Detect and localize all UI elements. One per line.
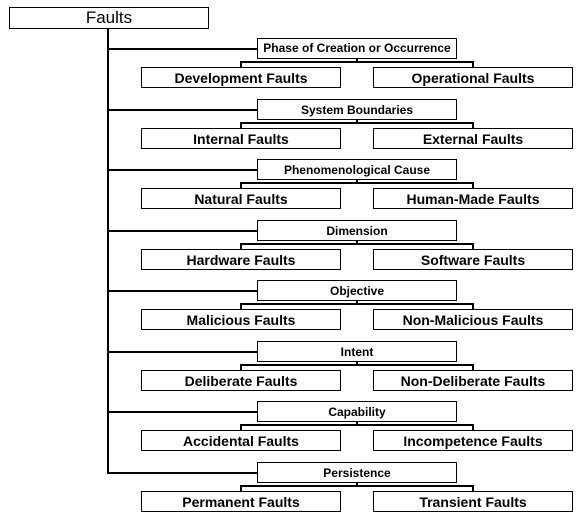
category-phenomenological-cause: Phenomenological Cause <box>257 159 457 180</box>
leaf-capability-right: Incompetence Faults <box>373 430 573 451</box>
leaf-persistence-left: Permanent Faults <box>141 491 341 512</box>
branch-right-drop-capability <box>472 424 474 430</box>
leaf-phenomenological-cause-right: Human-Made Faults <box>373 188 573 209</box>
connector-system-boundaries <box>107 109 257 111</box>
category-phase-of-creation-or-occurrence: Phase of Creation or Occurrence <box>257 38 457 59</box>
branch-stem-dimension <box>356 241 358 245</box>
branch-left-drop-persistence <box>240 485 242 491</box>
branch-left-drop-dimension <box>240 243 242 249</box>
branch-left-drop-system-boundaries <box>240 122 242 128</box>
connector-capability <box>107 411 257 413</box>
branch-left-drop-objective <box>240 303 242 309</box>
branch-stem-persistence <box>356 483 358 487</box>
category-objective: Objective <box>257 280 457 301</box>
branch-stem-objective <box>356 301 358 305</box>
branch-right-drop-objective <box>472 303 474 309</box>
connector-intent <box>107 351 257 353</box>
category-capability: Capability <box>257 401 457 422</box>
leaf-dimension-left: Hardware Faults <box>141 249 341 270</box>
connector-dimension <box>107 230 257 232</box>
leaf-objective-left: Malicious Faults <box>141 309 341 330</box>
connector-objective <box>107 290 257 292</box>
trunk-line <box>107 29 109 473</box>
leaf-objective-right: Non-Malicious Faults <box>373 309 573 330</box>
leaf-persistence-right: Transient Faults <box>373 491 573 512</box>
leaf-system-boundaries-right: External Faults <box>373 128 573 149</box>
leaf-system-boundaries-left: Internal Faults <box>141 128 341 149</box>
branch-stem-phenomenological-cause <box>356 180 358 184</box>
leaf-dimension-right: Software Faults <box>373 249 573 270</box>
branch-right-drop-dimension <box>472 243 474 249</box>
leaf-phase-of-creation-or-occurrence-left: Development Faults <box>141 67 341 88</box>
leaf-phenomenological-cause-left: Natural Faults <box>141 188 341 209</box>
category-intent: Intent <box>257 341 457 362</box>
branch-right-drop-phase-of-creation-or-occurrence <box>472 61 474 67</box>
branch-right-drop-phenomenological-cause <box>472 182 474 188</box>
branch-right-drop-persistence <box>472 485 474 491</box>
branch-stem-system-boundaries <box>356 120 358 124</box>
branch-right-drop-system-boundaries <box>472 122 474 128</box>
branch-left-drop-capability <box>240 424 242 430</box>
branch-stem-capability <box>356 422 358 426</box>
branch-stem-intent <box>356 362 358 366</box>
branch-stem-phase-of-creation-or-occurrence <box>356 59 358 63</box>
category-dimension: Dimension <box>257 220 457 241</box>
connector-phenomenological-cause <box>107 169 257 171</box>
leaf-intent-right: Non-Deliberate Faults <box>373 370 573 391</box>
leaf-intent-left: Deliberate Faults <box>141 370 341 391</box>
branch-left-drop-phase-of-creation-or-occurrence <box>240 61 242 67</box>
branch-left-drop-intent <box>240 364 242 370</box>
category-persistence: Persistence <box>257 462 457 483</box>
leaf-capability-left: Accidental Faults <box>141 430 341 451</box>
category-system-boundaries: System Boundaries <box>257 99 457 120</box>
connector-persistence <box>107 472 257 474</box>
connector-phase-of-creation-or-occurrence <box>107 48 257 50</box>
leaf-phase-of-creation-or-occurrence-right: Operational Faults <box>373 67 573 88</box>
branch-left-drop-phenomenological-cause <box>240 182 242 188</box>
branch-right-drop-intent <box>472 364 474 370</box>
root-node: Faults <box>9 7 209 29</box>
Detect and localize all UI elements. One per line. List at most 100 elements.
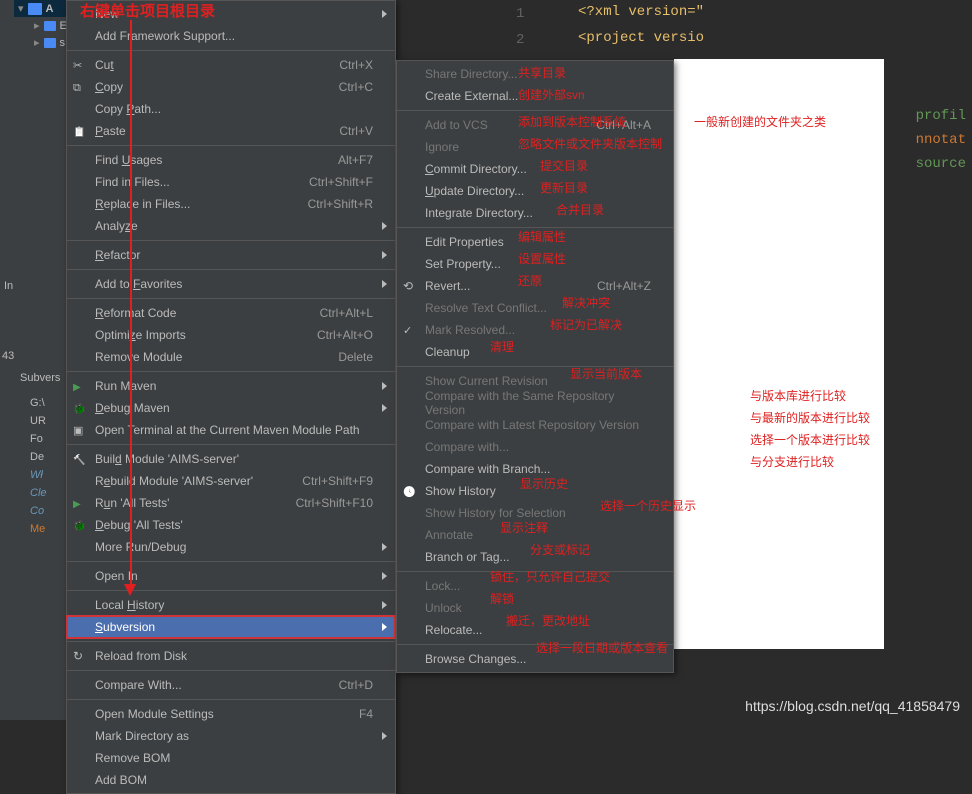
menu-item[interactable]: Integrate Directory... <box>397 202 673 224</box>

━━━

#### DIRECTION
Reproduce every line of the records above word for word, leaving out the pictures.

#### COMPLETED EXERCISE
Detect and localize all UI elements. One per line.
category-phenomenological-cause: Phenomenological Cause <box>257 159 457 180</box>
leaf-capability-right: Incompetence Faults <box>373 430 573 451</box>
leaf-persistence-left: Permanent Faults <box>141 491 341 512</box>
branch-right-drop-capability <box>472 424 474 430</box>
leaf-phenomenological-cause-right: Human-Made Faults <box>373 188 573 209</box>
connector-system-boundaries <box>107 109 257 111</box>
category-phase-of-creation-or-occurrence: Phase of Creation or Occurrence <box>257 38 457 59</box>
branch-stem-dimension <box>356 241 358 245</box>
branch-left-drop-persistence <box>240 485 242 491</box>
branch-left-drop-dimension <box>240 243 242 249</box>
branch-left-drop-system-boundaries <box>240 122 242 128</box>
connector-capability <box>107 411 257 413</box>
branch-left-drop-objective <box>240 303 242 309</box>
branch-stem-persistence <box>356 483 358 487</box>
category-objective: Objective <box>257 280 457 301</box>
branch-stem-objective <box>356 301 358 305</box>
branch-right-drop-objective <box>472 303 474 309</box>
connector-intent <box>107 351 257 353</box>
category-capability: Capability <box>257 401 457 422</box>
leaf-dimension-left: Hardware Faults <box>141 249 341 270</box>
connector-dimension <box>107 230 257 232</box>
leaf-objective-left: Malicious Faults <box>141 309 341 330</box>
connector-objective <box>107 290 257 292</box>
trunk-line <box>107 29 109 473</box>
leaf-objective-right: Non-Malicious Faults <box>373 309 573 330</box>
leaf-persistence-right: Transient Faults <box>373 491 573 512</box>
leaf-system-boundaries-right: External Faults <box>373 128 573 149</box>
leaf-system-boundaries-left: Internal Faults <box>141 128 341 149</box>
branch-stem-phenomenological-cause <box>356 180 358 184</box>
leaf-dimension-right: Software Faults <box>373 249 573 270</box>
branch-right-drop-dimension <box>472 243 474 249</box>
leaf-phase-of-creation-or-occurrence-left: Development Faults <box>141 67 341 88</box>
leaf-phenomenological-cause-left: Natural Faults <box>141 188 341 209</box>
category-intent: Intent <box>257 341 457 362</box>
branch-right-drop-phase-of-creation-or-occurrence <box>472 61 474 67</box>
branch-right-drop-phenomenological-cause <box>472 182 474 188</box>
branch-right-drop-persistence <box>472 485 474 491</box>
branch-stem-system-boundaries <box>356 120 358 124</box>
branch-right-drop-system-boundaries <box>472 122 474 128</box>
branch-left-drop-capability <box>240 424 242 430</box>
branch-stem-capability <box>356 422 358 426</box>
branch-stem-intent <box>356 362 358 366</box>
branch-stem-phase-of-creation-or-occurrence <box>356 59 358 63</box>
category-dimension: Dimension <box>257 220 457 241</box>
connector-phenomenological-cause <box>107 169 257 171</box>
leaf-intent-right: Non-Deliberate Faults <box>373 370 573 391</box>
leaf-intent-left: Deliberate Faults <box>141 370 341 391</box>
branch-left-drop-phase-of-creation-or-occurrence <box>240 61 242 67</box>
branch-left-drop-intent <box>240 364 242 370</box>
category-persistence: Persistence <box>257 462 457 483</box>
leaf-capability-left: Accidental Faults <box>141 430 341 451</box>
category-system-boundaries: System Boundaries <box>257 99 457 120</box>
connector-persistence <box>107 472 257 474</box>
connector-phase-of-creation-or-occurrence <box>107 48 257 50</box>
leaf-phase-of-creation-or-occurrence-right: Operational Faults <box>373 67 573 88</box>
branch-left-drop-phenomenological-cause <box>240 182 242 188</box>
branch-right-drop-intent <box>472 364 474 370</box>
root-node: Faults <box>9 7 209 29</box>
Detect and localize all UI elements. One per line. List at most 100 elements.
menu-item[interactable]: Integrate Directory... <box>397 202 673 224</box>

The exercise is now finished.